**WHAT TO PRODUCE**
Without skipping anything, write out each record below exactly.
····················
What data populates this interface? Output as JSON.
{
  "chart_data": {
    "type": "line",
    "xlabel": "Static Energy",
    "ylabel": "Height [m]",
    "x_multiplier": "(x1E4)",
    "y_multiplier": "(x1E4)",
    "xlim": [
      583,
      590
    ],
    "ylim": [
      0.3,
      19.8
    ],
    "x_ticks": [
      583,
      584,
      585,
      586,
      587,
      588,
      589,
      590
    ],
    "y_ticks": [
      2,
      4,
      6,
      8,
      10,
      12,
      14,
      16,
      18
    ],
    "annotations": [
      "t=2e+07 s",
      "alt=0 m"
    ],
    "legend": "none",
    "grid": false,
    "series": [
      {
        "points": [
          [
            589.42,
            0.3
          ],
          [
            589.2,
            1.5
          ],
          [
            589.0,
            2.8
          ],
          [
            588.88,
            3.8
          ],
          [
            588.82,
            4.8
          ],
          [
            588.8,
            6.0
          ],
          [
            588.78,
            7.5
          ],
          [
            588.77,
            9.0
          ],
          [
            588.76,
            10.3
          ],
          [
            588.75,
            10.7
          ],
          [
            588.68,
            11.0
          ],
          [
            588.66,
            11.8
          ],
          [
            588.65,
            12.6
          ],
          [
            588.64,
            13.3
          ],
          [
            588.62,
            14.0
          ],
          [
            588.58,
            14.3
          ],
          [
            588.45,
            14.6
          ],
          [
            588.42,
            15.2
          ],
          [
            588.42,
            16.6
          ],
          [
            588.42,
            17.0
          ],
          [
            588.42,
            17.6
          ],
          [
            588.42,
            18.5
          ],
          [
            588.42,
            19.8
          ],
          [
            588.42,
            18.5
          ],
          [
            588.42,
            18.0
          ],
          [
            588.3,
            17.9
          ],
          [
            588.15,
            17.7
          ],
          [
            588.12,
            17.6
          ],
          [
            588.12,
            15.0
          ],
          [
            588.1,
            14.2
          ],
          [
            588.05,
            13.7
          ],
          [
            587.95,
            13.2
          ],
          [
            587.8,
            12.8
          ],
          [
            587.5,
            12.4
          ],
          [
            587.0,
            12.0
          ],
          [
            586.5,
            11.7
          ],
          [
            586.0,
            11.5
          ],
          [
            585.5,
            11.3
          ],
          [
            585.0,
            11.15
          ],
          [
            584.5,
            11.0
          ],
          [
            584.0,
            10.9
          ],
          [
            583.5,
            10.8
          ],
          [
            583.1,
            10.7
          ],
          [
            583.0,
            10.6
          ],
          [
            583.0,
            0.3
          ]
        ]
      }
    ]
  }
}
····················
**COMPLETE ANSWER**
What data populates this interface? Output as JSON.
{
  "chart_data": {
    "type": "line",
    "xlabel": "Static Energy",
    "ylabel": "Height [m]",
    "x_multiplier": "(x1E4)",
    "y_multiplier": "(x1E4)",
    "xlim": [
      583,
      590
    ],
    "ylim": [
      0.3,
      19.8
    ],
    "x_ticks": [
      583,
      584,
      585,
      586,
      587,
      588,
      589,
      590
    ],
    "y_ticks": [
      2,
      4,
      6,
      8,
      10,
      12,
      14,
      16,
      18
    ],
    "annotations": [
      "t=2e+07 s",
      "alt=0 m"
    ],
    "legend": "none",
    "grid": false,
    "series": [
      {
        "points": [
          [
            589.42,
            0.3
          ],
          [
            589.2,
            1.5
          ],
          [
            589.0,
            2.8
          ],
          [
            588.88,
            3.8
          ],
          [
            588.82,
            4.8
          ],
          [
            588.8,
            6.0
          ],
          [
            588.78,
            7.5
          ],
          [
            588.77,
            9.0
          ],
          [
            588.76,
            10.3
          ],
          [
            588.75,
            10.7
          ],
          [
            588.68,
            11.0
          ],
          [
            588.66,
            11.8
          ],
          [
            588.65,
            12.6
          ],
          [
            588.64,
            13.3
          ],
          [
            588.62,
            14.0
          ],
          [
            588.58,
            14.3
          ],
          [
            588.45,
            14.6
          ],
          [
            588.42,
            15.2
          ],
          [
            588.42,
            16.6
          ],
          [
            588.42,
            17.0
          ],
          [
            588.42,
            17.6
          ],
          [
            588.42,
            18.5
          ],
          [
            588.42,
            19.8
          ],
          [
            588.42,
            18.5
          ],
          [
            588.42,
            18.0
          ],
          [
            588.3,
            17.9
          ],
          [
            588.15,
            17.7
          ],
          [
            588.12,
            17.6
          ],
          [
            588.12,
            15.0
          ],
          [
            588.1,
            14.2
          ],
          [
            588.05,
            13.7
          ],
          [
            587.95,
            13.2
          ],
          [
            587.8,
            12.8
          ],
          [
            587.5,
            12.4
          ],
          [
            587.0,
            12.0
          ],
          [
            586.5,
            11.7
          ],
          [
            586.0,
            11.5
          ],
          [
            585.5,
            11.3
          ],
          [
            585.0,
            11.15
          ],
          [
            584.5,
            11.0
          ],
          [
            584.0,
            10.9
          ],
          [
            583.5,
            10.8
          ],
          [
            583.1,
            10.7
          ],
          [
            583.0,
            10.6
          ],
          [
            583.0,
            0.3
          ]
        ]
      }
    ]
  }
}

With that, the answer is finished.